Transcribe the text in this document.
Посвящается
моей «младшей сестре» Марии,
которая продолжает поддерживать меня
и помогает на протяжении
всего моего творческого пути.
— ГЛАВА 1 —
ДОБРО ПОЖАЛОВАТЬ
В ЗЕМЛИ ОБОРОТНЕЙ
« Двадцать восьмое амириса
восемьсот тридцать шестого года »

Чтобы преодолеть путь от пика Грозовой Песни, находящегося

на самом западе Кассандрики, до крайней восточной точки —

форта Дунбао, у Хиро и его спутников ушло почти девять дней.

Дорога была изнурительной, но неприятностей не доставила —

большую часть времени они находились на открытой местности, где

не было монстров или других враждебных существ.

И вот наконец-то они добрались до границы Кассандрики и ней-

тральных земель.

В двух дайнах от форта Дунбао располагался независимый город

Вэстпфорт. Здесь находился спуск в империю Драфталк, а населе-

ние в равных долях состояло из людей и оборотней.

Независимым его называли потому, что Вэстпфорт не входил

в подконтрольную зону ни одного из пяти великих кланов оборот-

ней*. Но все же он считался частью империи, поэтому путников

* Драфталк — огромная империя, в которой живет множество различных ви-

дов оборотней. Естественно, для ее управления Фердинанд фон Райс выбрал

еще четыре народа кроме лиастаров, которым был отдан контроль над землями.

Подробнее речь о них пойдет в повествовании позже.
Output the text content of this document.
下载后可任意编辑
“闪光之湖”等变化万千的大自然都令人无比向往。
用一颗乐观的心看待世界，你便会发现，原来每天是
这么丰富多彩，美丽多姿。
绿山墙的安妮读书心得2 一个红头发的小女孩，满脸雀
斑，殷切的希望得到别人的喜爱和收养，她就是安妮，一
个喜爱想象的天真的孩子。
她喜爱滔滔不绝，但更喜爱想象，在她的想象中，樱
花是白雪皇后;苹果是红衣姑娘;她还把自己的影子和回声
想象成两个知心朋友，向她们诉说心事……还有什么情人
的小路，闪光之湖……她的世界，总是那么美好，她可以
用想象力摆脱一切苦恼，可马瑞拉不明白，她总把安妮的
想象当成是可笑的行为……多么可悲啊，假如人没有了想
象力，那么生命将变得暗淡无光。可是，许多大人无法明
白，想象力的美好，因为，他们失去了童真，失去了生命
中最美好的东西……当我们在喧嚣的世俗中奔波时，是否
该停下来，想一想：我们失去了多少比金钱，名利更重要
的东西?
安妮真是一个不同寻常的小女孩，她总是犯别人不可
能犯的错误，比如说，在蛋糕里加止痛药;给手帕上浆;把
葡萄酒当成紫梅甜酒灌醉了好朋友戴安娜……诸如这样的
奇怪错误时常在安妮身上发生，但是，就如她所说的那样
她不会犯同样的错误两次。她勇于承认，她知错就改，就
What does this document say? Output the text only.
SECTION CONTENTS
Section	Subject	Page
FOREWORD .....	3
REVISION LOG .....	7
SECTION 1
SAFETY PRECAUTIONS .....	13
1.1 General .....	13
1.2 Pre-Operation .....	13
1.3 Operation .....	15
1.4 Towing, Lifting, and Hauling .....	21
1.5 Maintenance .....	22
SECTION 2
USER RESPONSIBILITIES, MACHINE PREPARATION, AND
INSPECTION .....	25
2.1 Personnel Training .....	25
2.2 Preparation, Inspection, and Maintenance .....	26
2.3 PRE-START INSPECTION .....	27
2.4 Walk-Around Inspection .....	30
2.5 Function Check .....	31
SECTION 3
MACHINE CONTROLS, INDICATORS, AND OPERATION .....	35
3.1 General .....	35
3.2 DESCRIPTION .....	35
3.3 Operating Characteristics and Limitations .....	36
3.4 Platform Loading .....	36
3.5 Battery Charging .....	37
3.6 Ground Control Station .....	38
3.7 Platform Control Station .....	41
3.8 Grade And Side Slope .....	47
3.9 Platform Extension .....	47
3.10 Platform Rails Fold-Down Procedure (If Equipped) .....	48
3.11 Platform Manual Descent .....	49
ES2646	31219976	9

**What the task asks:**
Write every entry out again exactly.

**Full response:**
Transcribe the text in this document.
Посвящается
моей «младшей сестре» Марии,
которая продолжает поддерживать меня
и помогает на протяжении
всего моего творческого пути.
— ГЛАВА 1 —
ДОБРО ПОЖАЛОВАТЬ
В ЗЕМЛИ ОБОРОТНЕЙ
« Двадцать восьмое амириса
восемьсот тридцать шестого года »

Чтобы преодолеть путь от пика Грозовой Песни, находящегося

на самом западе Кассандрики, до крайней восточной точки —

форта Дунбао, у Хиро и его спутников ушло почти девять дней.

Дорога была изнурительной, но неприятностей не доставила —

большую часть времени они находились на открытой местности, где

не было монстров или других враждебных существ.

И вот наконец-то они добрались до границы Кассандрики и ней-

тральных земель.

В двух дайнах от форта Дунбао располагался независимый город

Вэстпфорт. Здесь находился спуск в империю Драфталк, а населе-

ние в равных долях состояло из людей и оборотней.

Независимым его называли потому, что Вэстпфорт не входил

в подконтрольную зону ни одного из пяти великих кланов оборот-

ней*. Но все же он считался частью империи, поэтому путников

* Драфталк — огромная империя, в которой живет множество различных ви-

дов оборотней. Естественно, для ее управления Фердинанд фон Райс выбрал

еще четыре народа кроме лиастаров, которым был отдан контроль над землями.

Подробнее речь о них пойдет в повествовании позже.
Output the text content of this document.
下载后可任意编辑
“闪光之湖”等变化万千的大自然都令人无比向往。
用一颗乐观的心看待世界，你便会发现，原来每天是
这么丰富多彩，美丽多姿。
绿山墙的安妮读书心得2 一个红头发的小女孩，满脸雀
斑，殷切的希望得到别人的喜爱和收养，她就是安妮，一
个喜爱想象的天真的孩子。
她喜爱滔滔不绝，但更喜爱想象，在她的想象中，樱
花是白雪皇后;苹果是红衣姑娘;她还把自己的影子和回声
想象成两个知心朋友，向她们诉说心事……还有什么情人
的小路，闪光之湖……她的世界，总是那么美好，她可以
用想象力摆脱一切苦恼，可马瑞拉不明白，她总把安妮的
想象当成是可笑的行为……多么可悲啊，假如人没有了想
象力，那么生命将变得暗淡无光。可是，许多大人无法明
白，想象力的美好，因为，他们失去了童真，失去了生命
中最美好的东西……当我们在喧嚣的世俗中奔波时，是否
该停下来，想一想：我们失去了多少比金钱，名利更重要
的东西?
安妮真是一个不同寻常的小女孩，她总是犯别人不可
能犯的错误，比如说，在蛋糕里加止痛药;给手帕上浆;把
葡萄酒当成紫梅甜酒灌醉了好朋友戴安娜……诸如这样的
奇怪错误时常在安妮身上发生，但是，就如她所说的那样
她不会犯同样的错误两次。她勇于承认，她知错就改，就
What does this document say? Output the text only.
SECTION CONTENTS
Section	Subject	Page
FOREWORD .....	3
REVISION LOG .....	7
SECTION 1
SAFETY PRECAUTIONS .....	13
1.1 General .....	13
1.2 Pre-Operation .....	13
1.3 Operation .....	15
1.4 Towing, Lifting, and Hauling .....	21
1.5 Maintenance .....	22
SECTION 2
USER RESPONSIBILITIES, MACHINE PREPARATION, AND
INSPECTION .....	25
2.1 Personnel Training .....	25
2.2 Preparation, Inspection, and Maintenance .....	26
2.3 PRE-START INSPECTION .....	27
2.4 Walk-Around Inspection .....	30
2.5 Function Check .....	31
SECTION 3
MACHINE CONTROLS, INDICATORS, AND OPERATION .....	35
3.1 General .....	35
3.2 DESCRIPTION .....	35
3.3 Operating Characteristics and Limitations .....	36
3.4 Platform Loading .....	36
3.5 Battery Charging .....	37
3.6 Ground Control Station .....	38
3.7 Platform Control Station .....	41
3.8 Grade And Side Slope .....	47
3.9 Platform Extension .....	47
3.10 Platform Rails Fold-Down Procedure (If Equipped) .....	48
3.11 Platform Manual Descent .....	49
ES2646	31219976	9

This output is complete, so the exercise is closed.